→ Problem details
Copy out each line that mentions the word "text".

Stored entries:
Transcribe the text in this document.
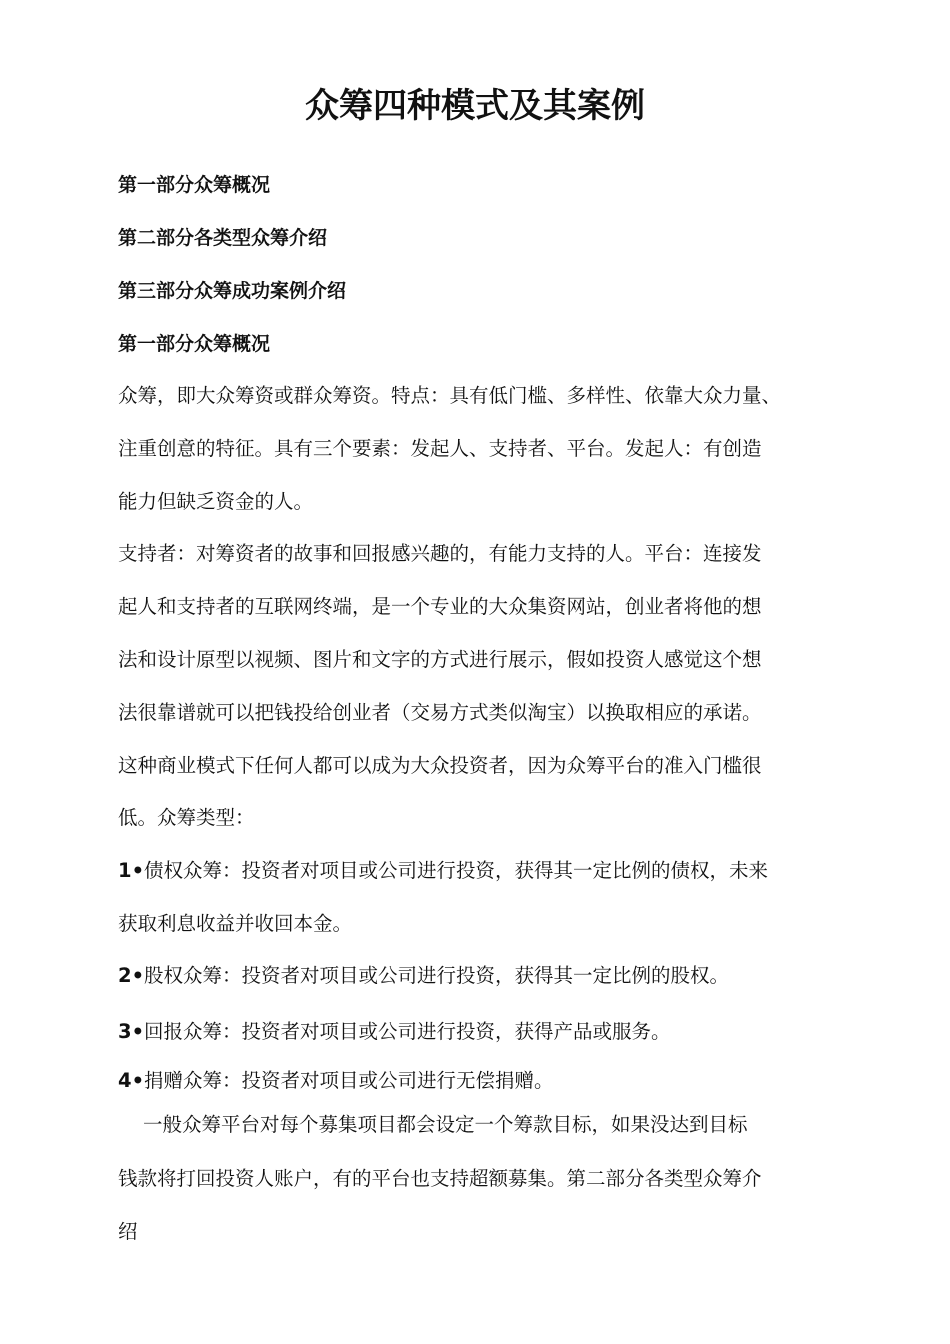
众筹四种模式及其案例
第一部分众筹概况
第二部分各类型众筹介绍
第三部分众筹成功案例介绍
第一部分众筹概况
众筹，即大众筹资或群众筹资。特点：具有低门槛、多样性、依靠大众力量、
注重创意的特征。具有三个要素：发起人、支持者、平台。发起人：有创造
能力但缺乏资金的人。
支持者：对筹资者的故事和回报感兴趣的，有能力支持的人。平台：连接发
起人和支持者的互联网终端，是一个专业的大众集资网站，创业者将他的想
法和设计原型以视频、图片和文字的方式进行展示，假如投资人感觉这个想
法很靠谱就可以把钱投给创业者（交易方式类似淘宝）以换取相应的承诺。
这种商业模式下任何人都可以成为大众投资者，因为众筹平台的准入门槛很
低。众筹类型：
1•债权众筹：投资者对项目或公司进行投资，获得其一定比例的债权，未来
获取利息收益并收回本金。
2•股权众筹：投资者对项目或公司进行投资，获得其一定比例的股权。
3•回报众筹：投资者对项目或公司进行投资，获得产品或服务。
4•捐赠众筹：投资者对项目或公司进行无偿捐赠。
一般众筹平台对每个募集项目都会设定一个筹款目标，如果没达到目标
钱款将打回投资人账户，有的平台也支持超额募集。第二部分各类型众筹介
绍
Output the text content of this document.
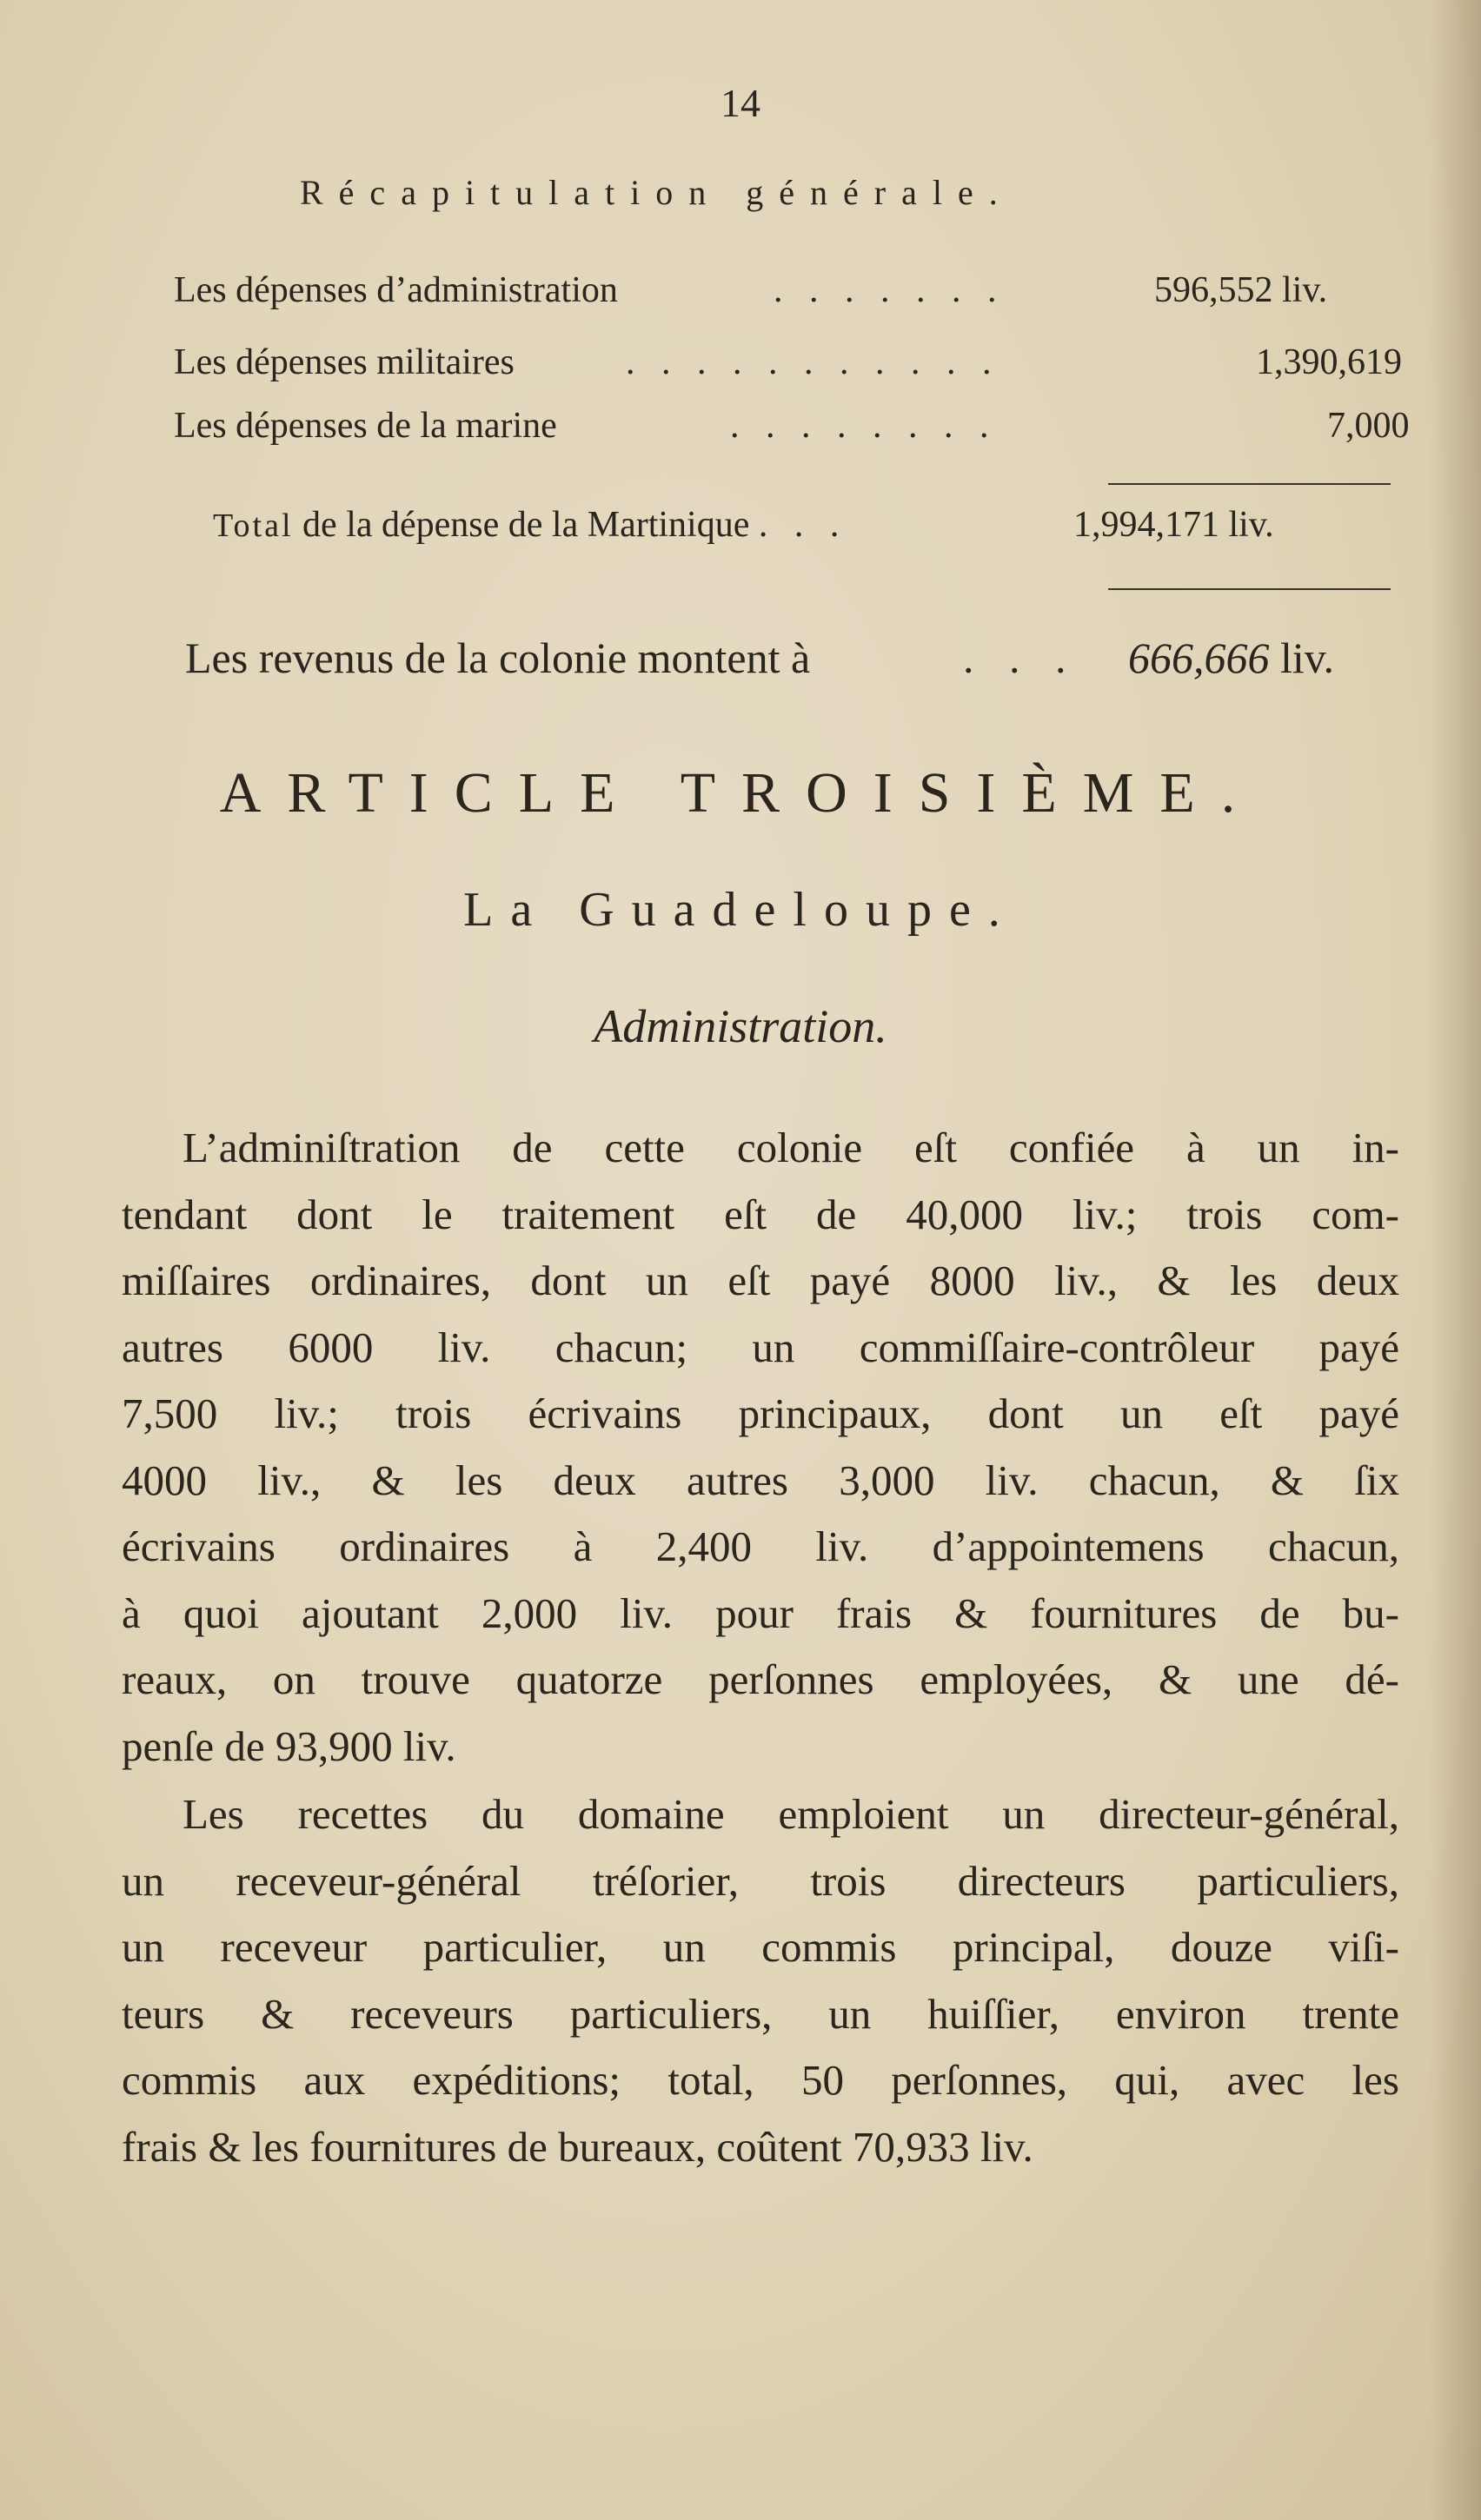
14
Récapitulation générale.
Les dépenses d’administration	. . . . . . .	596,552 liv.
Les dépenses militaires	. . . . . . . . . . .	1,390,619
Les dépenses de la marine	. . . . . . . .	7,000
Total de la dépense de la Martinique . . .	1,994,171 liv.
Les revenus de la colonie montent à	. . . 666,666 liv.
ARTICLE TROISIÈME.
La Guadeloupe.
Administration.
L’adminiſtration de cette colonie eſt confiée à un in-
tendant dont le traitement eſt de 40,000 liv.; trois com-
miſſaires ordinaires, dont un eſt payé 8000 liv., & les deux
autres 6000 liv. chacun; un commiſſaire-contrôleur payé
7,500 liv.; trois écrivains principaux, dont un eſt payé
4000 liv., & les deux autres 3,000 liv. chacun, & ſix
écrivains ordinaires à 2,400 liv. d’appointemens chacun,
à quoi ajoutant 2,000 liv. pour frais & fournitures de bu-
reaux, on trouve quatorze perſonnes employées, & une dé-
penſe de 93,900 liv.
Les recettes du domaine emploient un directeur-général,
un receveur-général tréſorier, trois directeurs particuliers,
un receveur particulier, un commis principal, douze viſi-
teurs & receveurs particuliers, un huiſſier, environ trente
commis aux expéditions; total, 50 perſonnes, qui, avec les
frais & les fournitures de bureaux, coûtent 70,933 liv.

→ Solution
Transcribe the text in this document.
Output the text content of this document.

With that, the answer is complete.